(Exercise):
Which lines hold the word "start"? Copy each one.

-*-*-

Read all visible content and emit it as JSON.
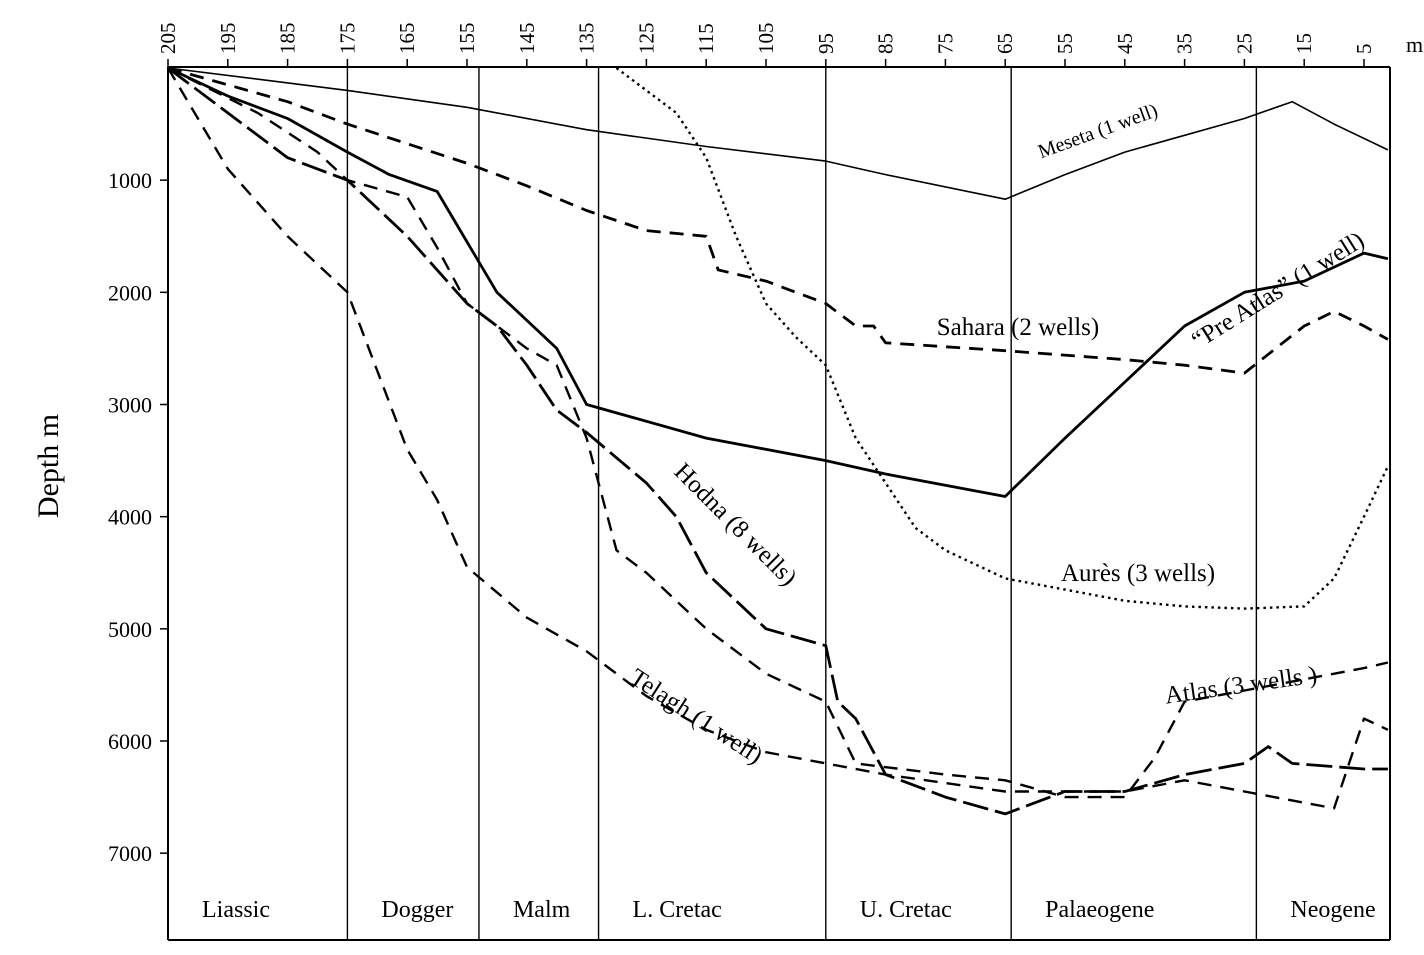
{
  "chart_data": {
    "type": "line",
    "ylabel": "Depth m",
    "x_unit_label": "m",
    "x_axis": {
      "range": [
        205,
        0
      ],
      "ticks": [
        "205",
        "195",
        "185",
        "175",
        "165",
        "155",
        "145",
        "135",
        "125",
        "115",
        "105",
        "95",
        "85",
        "75",
        "65",
        "55",
        "45",
        "35",
        "25",
        "15",
        "5"
      ]
    },
    "y_axis": {
      "range": [
        0,
        7800
      ],
      "inverted": true,
      "ticks": [
        "1000",
        "2000",
        "3000",
        "4000",
        "5000",
        "6000",
        "7000"
      ]
    },
    "periods": [
      {
        "name": "Liassic",
        "start": 205,
        "end": 175
      },
      {
        "name": "Dogger",
        "start": 175,
        "end": 153
      },
      {
        "name": "Malm",
        "start": 153,
        "end": 133
      },
      {
        "name": "L. Cretac",
        "start": 133,
        "end": 95
      },
      {
        "name": "U. Cretac",
        "start": 95,
        "end": 64
      },
      {
        "name": "Palaeogene",
        "start": 64,
        "end": 23
      },
      {
        "name": "Neogene",
        "start": 23,
        "end": 0
      }
    ],
    "series": [
      {
        "name": "Meseta (1 well)",
        "style": "solid",
        "weight": "thin",
        "points": [
          [
            205,
            0
          ],
          [
            175,
            200
          ],
          [
            155,
            350
          ],
          [
            135,
            550
          ],
          [
            115,
            700
          ],
          [
            95,
            830
          ],
          [
            85,
            950
          ],
          [
            65,
            1170
          ],
          [
            55,
            950
          ],
          [
            45,
            750
          ],
          [
            35,
            600
          ],
          [
            25,
            450
          ],
          [
            17,
            300
          ],
          [
            10,
            500
          ],
          [
            1,
            730
          ]
        ]
      },
      {
        "name": "“Pre Atlas” (1 well)",
        "style": "solid",
        "weight": "thick",
        "points": [
          [
            205,
            0
          ],
          [
            195,
            250
          ],
          [
            185,
            450
          ],
          [
            175,
            750
          ],
          [
            168,
            950
          ],
          [
            160,
            1100
          ],
          [
            155,
            1550
          ],
          [
            150,
            2000
          ],
          [
            140,
            2500
          ],
          [
            135,
            3000
          ],
          [
            115,
            3300
          ],
          [
            95,
            3500
          ],
          [
            85,
            3620
          ],
          [
            65,
            3820
          ],
          [
            55,
            3300
          ],
          [
            45,
            2800
          ],
          [
            35,
            2300
          ],
          [
            25,
            2000
          ],
          [
            15,
            1900
          ],
          [
            5,
            1650
          ],
          [
            1,
            1700
          ]
        ]
      },
      {
        "name": "Sahara (2 wells)",
        "style": "dashed",
        "weight": "thick",
        "points": [
          [
            205,
            0
          ],
          [
            185,
            300
          ],
          [
            175,
            500
          ],
          [
            155,
            850
          ],
          [
            145,
            1050
          ],
          [
            135,
            1270
          ],
          [
            125,
            1450
          ],
          [
            115,
            1500
          ],
          [
            113,
            1800
          ],
          [
            105,
            1900
          ],
          [
            95,
            2100
          ],
          [
            90,
            2300
          ],
          [
            87,
            2300
          ],
          [
            85,
            2450
          ],
          [
            65,
            2520
          ],
          [
            45,
            2600
          ],
          [
            35,
            2650
          ],
          [
            25,
            2720
          ],
          [
            15,
            2300
          ],
          [
            10,
            2170
          ],
          [
            5,
            2300
          ],
          [
            1,
            2420
          ]
        ]
      },
      {
        "name": "Hodna (8 wells)",
        "style": "long-dash",
        "weight": "thick",
        "points": [
          [
            205,
            0
          ],
          [
            195,
            400
          ],
          [
            185,
            800
          ],
          [
            175,
            1000
          ],
          [
            165,
            1500
          ],
          [
            155,
            2100
          ],
          [
            150,
            2300
          ],
          [
            145,
            2650
          ],
          [
            140,
            3050
          ],
          [
            135,
            3250
          ],
          [
            125,
            3700
          ],
          [
            120,
            4000
          ],
          [
            115,
            4500
          ],
          [
            105,
            5000
          ],
          [
            95,
            5150
          ],
          [
            93,
            5650
          ],
          [
            90,
            5800
          ],
          [
            85,
            6300
          ],
          [
            75,
            6500
          ],
          [
            65,
            6650
          ],
          [
            55,
            6450
          ],
          [
            45,
            6450
          ],
          [
            35,
            6300
          ],
          [
            25,
            6200
          ],
          [
            21,
            6050
          ],
          [
            17,
            6200
          ],
          [
            5,
            6250
          ],
          [
            1,
            6250
          ]
        ]
      },
      {
        "name": "Atlas (3 wells )",
        "style": "dashed",
        "weight": "medium",
        "points": [
          [
            205,
            0
          ],
          [
            190,
            400
          ],
          [
            180,
            750
          ],
          [
            175,
            1000
          ],
          [
            165,
            1150
          ],
          [
            160,
            1600
          ],
          [
            155,
            2100
          ],
          [
            145,
            2500
          ],
          [
            140,
            2650
          ],
          [
            135,
            3300
          ],
          [
            130,
            4300
          ],
          [
            125,
            4500
          ],
          [
            115,
            5000
          ],
          [
            105,
            5400
          ],
          [
            95,
            5650
          ],
          [
            90,
            6200
          ],
          [
            75,
            6300
          ],
          [
            65,
            6350
          ],
          [
            55,
            6500
          ],
          [
            45,
            6500
          ],
          [
            40,
            6150
          ],
          [
            35,
            5650
          ],
          [
            25,
            5550
          ],
          [
            15,
            5450
          ],
          [
            5,
            5350
          ],
          [
            1,
            5300
          ]
        ]
      },
      {
        "name": "Telagh (1 well)",
        "style": "dashed",
        "weight": "medium",
        "points": [
          [
            205,
            0
          ],
          [
            195,
            900
          ],
          [
            185,
            1500
          ],
          [
            175,
            2000
          ],
          [
            165,
            3400
          ],
          [
            160,
            3850
          ],
          [
            155,
            4450
          ],
          [
            145,
            4900
          ],
          [
            135,
            5200
          ],
          [
            125,
            5600
          ],
          [
            115,
            5900
          ],
          [
            105,
            6100
          ],
          [
            95,
            6200
          ],
          [
            85,
            6300
          ],
          [
            65,
            6450
          ],
          [
            55,
            6450
          ],
          [
            45,
            6450
          ],
          [
            35,
            6350
          ],
          [
            25,
            6450
          ],
          [
            15,
            6550
          ],
          [
            10,
            6600
          ],
          [
            5,
            5800
          ],
          [
            1,
            5900
          ]
        ]
      },
      {
        "name": "Aurès (3 wells)",
        "style": "dotted",
        "weight": "medium",
        "points": [
          [
            130,
            0
          ],
          [
            120,
            400
          ],
          [
            115,
            800
          ],
          [
            110,
            1500
          ],
          [
            105,
            2100
          ],
          [
            100,
            2400
          ],
          [
            95,
            2650
          ],
          [
            90,
            3300
          ],
          [
            85,
            3700
          ],
          [
            80,
            4100
          ],
          [
            75,
            4300
          ],
          [
            65,
            4550
          ],
          [
            55,
            4650
          ],
          [
            45,
            4750
          ],
          [
            35,
            4800
          ],
          [
            25,
            4820
          ],
          [
            15,
            4800
          ],
          [
            10,
            4550
          ],
          [
            5,
            4000
          ],
          [
            1,
            3550
          ]
        ]
      }
    ]
  }
}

-*-*-

(Answer to this task):
        "start": 205,
        "start": 175,
        "start": 153,
        "start": 133,
        "start": 95,
        "start": 64,
        "start": 23,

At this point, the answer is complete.